To do –
Search the data below for the string "Laboratory". Extract every line that contains it.

Entries –
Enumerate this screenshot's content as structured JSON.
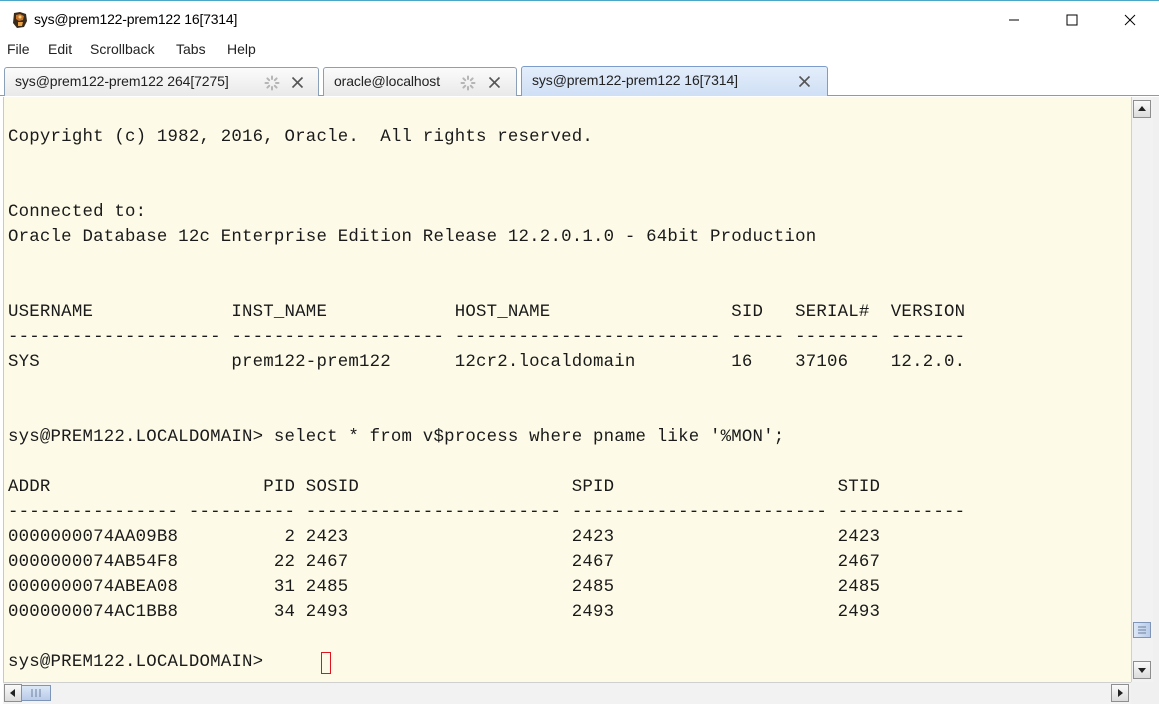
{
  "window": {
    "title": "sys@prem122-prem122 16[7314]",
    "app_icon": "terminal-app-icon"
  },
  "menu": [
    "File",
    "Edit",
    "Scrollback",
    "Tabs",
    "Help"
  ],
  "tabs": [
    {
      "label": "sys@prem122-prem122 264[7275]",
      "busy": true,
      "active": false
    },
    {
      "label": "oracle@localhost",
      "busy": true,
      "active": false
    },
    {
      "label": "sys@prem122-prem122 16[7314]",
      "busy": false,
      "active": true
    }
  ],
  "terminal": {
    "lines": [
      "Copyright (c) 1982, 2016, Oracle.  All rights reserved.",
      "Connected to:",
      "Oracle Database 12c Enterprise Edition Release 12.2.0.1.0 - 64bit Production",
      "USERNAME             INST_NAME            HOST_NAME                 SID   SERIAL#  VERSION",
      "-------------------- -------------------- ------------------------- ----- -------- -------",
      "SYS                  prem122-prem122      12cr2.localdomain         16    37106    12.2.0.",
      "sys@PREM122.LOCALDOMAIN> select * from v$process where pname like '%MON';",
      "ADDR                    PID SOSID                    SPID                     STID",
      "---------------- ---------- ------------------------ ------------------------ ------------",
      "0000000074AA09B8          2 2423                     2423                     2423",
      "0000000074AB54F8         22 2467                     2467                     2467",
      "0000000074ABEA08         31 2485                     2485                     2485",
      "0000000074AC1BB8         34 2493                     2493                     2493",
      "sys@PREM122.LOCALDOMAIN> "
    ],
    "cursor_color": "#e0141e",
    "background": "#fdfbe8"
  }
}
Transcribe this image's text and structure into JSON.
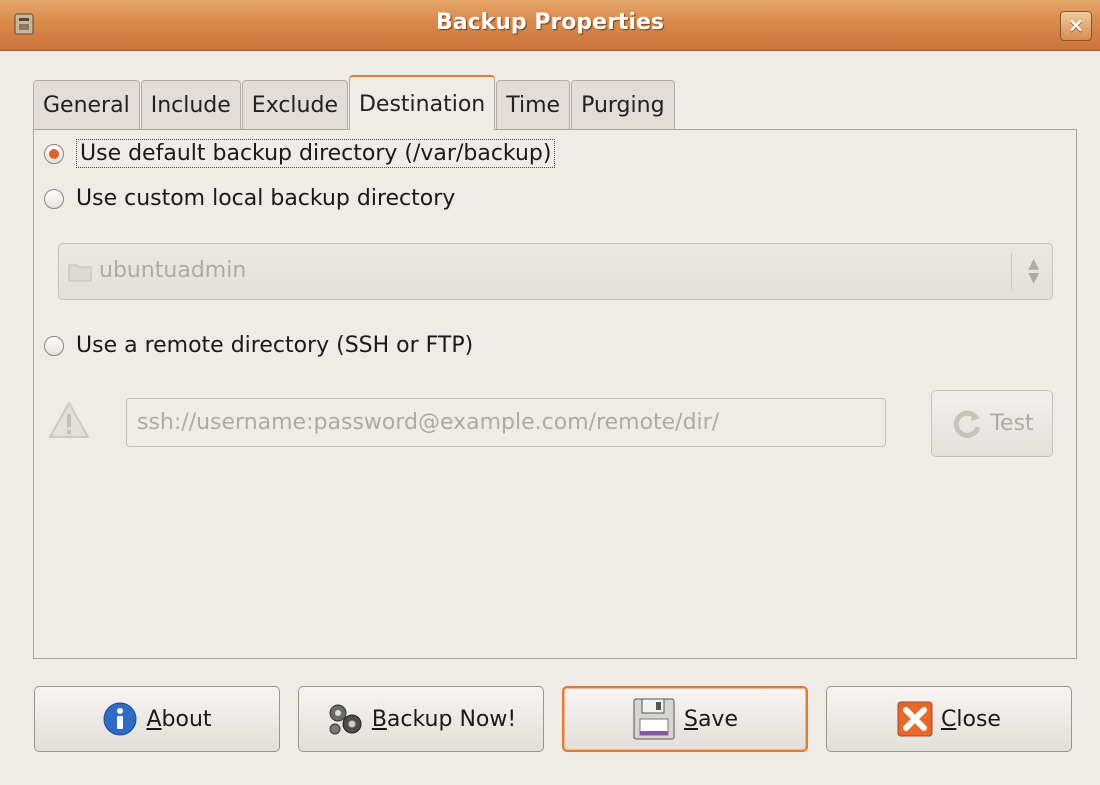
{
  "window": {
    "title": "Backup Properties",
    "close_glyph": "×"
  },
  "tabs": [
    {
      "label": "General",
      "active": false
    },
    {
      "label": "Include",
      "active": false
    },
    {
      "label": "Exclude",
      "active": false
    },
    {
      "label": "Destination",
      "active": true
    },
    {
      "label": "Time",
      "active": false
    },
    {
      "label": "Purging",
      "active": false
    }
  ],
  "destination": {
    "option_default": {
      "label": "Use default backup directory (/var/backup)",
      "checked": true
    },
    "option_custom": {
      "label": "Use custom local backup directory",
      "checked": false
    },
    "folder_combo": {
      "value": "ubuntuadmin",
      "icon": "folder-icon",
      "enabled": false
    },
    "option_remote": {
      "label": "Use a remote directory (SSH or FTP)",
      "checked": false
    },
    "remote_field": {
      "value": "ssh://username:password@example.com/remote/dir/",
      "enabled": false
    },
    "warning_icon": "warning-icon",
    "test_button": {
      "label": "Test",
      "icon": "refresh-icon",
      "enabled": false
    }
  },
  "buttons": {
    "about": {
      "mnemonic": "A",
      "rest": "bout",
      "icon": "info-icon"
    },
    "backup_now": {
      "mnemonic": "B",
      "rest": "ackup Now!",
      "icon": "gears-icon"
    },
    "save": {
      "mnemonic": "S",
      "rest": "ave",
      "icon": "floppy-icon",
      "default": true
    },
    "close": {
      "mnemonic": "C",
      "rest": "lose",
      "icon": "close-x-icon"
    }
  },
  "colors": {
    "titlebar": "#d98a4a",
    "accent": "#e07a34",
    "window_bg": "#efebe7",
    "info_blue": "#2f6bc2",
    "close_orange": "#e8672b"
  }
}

* * *

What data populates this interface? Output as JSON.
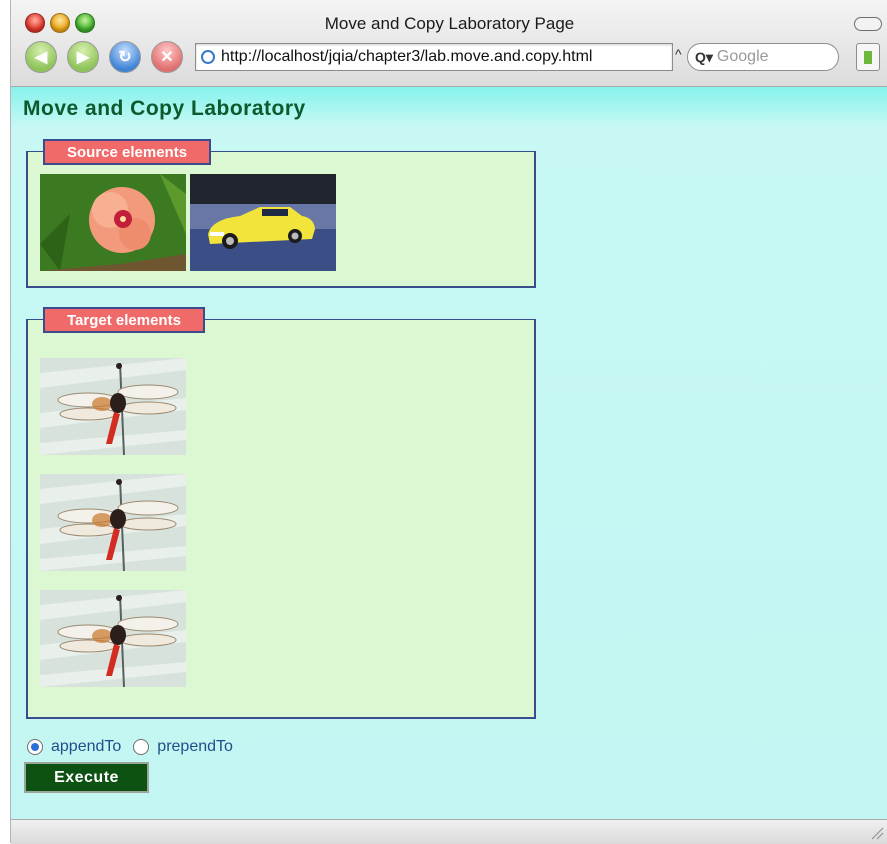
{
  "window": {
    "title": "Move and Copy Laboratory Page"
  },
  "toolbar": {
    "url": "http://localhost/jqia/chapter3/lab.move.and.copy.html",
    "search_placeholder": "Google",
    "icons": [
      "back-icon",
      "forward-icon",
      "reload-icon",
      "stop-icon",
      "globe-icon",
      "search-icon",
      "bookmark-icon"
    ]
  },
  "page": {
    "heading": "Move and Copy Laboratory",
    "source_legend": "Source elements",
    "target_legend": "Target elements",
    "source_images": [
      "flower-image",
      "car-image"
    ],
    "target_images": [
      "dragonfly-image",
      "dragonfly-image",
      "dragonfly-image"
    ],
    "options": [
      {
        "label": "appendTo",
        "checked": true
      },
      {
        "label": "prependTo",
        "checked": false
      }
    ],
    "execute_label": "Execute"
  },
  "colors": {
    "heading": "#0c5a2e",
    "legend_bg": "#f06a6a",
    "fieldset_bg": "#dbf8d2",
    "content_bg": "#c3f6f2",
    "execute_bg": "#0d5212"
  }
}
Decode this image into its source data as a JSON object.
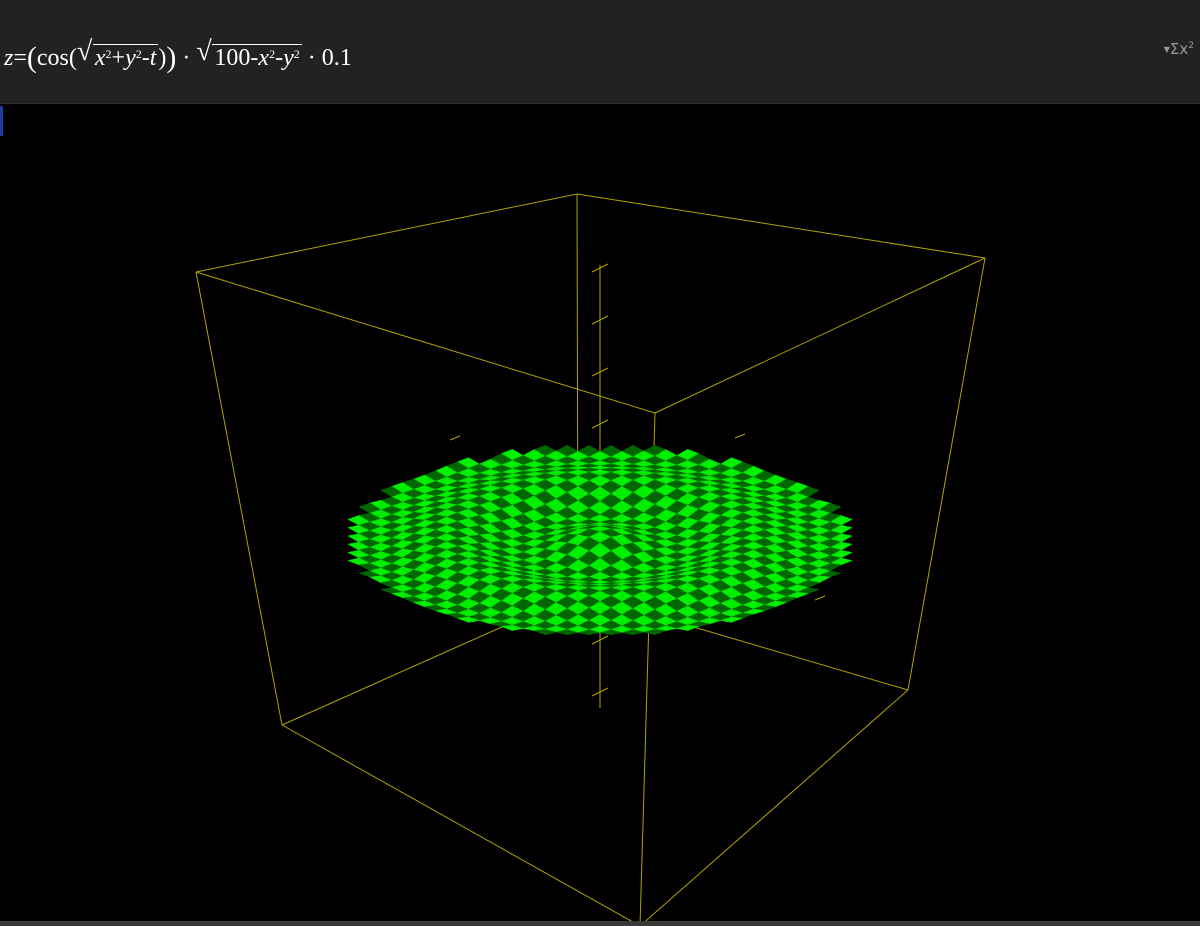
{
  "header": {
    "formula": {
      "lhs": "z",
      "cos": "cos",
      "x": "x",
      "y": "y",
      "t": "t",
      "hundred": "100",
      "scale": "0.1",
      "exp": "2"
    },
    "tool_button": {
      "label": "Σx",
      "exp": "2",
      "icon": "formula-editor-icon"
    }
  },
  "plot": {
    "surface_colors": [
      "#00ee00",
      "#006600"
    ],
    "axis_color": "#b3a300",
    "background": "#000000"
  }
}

Response –
    "title": "Move and Copy Laboratory Page"
    "heading": "Move and Copy Laboratory",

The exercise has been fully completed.